Written instruction:
Retype every line of the listing below word for word, leaving out the pictures.

Data items
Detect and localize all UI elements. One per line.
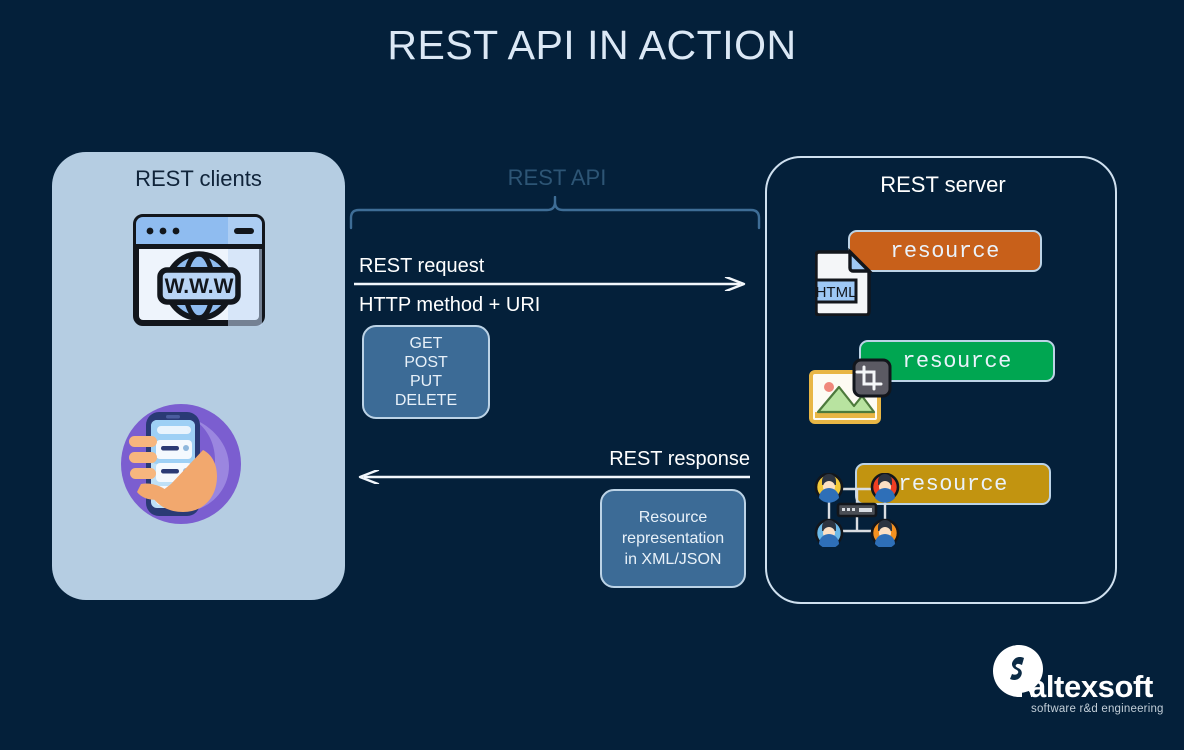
- repr-line-2: representation: [622, 528, 724, 549]
- http-method-put: PUT: [410, 372, 442, 391]
- hand-holding-smartphone-icon: [117, 400, 245, 528]
- altexsoft-logo-name: altexsoft: [1029, 669, 1153, 705]
- resource-label-image: resource: [902, 349, 1012, 374]
- rest-server-title: REST server: [767, 172, 1119, 198]
- html-file-icon-label: HTML: [816, 284, 857, 301]
- altexsoft-logo-tagline: software r&d engineering: [1031, 703, 1164, 715]
- repr-line-1: Resource: [639, 507, 707, 528]
- http-method-delete: DELETE: [395, 391, 457, 410]
- rest-response-arrow: [354, 470, 750, 484]
- http-method-get: GET: [410, 334, 443, 353]
- resource-label-html: resource: [890, 239, 1000, 264]
- rest-response-label: REST response: [400, 448, 750, 471]
- image-crop-icon: [808, 356, 894, 428]
- diagram-canvas: REST API IN ACTION REST clients W.W.W: [0, 0, 1184, 750]
- page-title: REST API IN ACTION: [0, 22, 1184, 69]
- rest-api-label: REST API: [452, 165, 662, 191]
- http-methods-box: GET POST PUT DELETE: [362, 325, 490, 419]
- rest-request-arrow: [354, 277, 750, 291]
- http-method-post: POST: [404, 353, 448, 372]
- svg-text:W.W.W: W.W.W: [165, 275, 234, 298]
- rest-request-label: REST request: [359, 255, 484, 278]
- resource-label-users: resource: [898, 472, 1008, 497]
- rest-clients-title: REST clients: [52, 166, 345, 192]
- rest-api-brace: [345, 196, 765, 230]
- html-file-icon: HTML: [815, 248, 873, 316]
- resource-representation-box: Resource representation in XML/JSON: [600, 489, 746, 588]
- altexsoft-logo: altexsoft software r&d engineering: [993, 645, 1168, 725]
- users-network-icon: [813, 473, 901, 547]
- http-method-uri-label: HTTP method + URI: [359, 294, 540, 317]
- repr-line-3: in XML/JSON: [625, 549, 722, 570]
- rest-server-panel: REST server resource HTML resource resou…: [765, 156, 1117, 604]
- browser-www-icon: W.W.W: [133, 214, 265, 326]
- rest-clients-panel: REST clients W.W.W: [52, 152, 345, 600]
- resource-bar-html: resource: [848, 230, 1042, 272]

Written reply:
Detect and localize all UI elements. One per line.
- repr-line-2: representation: [622, 528, 724, 549]
- http-method-put: PUT: [410, 372, 442, 391]
- hand-holding-smartphone-icon: [117, 400, 245, 528]
- altexsoft-logo-name: altexsoft: [1029, 669, 1153, 705]
- resource-label-image: resource: [902, 349, 1012, 374]
- rest-server-title: REST server: [767, 172, 1119, 198]
- html-file-icon-label: HTML: [816, 284, 857, 301]
- altexsoft-logo-tagline: software r&d engineering: [1031, 703, 1164, 715]
- repr-line-1: Resource: [639, 507, 707, 528]
- http-method-delete: DELETE: [395, 391, 457, 410]
- rest-response-arrow: [354, 470, 750, 484]
- http-method-get: GET: [410, 334, 443, 353]
- resource-label-html: resource: [890, 239, 1000, 264]
- rest-response-label: REST response: [400, 448, 750, 471]
- image-crop-icon: [808, 356, 894, 428]
- diagram-canvas: REST API IN ACTION REST clients W.W.W: [0, 0, 1184, 750]
- page-title: REST API IN ACTION: [0, 22, 1184, 69]
- rest-api-label: REST API: [452, 165, 662, 191]
- http-methods-box: GET POST PUT DELETE: [362, 325, 490, 419]
- rest-request-arrow: [354, 277, 750, 291]
- http-method-post: POST: [404, 353, 448, 372]
- svg-text:W.W.W: W.W.W: [165, 275, 234, 298]
- rest-request-label: REST request: [359, 255, 484, 278]
- resource-label-users: resource: [898, 472, 1008, 497]
- rest-clients-title: REST clients: [52, 166, 345, 192]
- rest-api-brace: [345, 196, 765, 230]
- html-file-icon: HTML: [815, 248, 873, 316]
- resource-representation-box: Resource representation in XML/JSON: [600, 489, 746, 588]
- altexsoft-logo: altexsoft software r&d engineering: [993, 645, 1168, 725]
- users-network-icon: [813, 473, 901, 547]
- http-method-uri-label: HTTP method + URI: [359, 294, 540, 317]
- repr-line-3: in XML/JSON: [625, 549, 722, 570]
- rest-server-panel: REST server resource HTML resource resou…: [765, 156, 1117, 604]
- browser-www-icon: W.W.W: [133, 214, 265, 326]
- rest-clients-panel: REST clients W.W.W: [52, 152, 345, 600]
- resource-bar-html: resource: [848, 230, 1042, 272]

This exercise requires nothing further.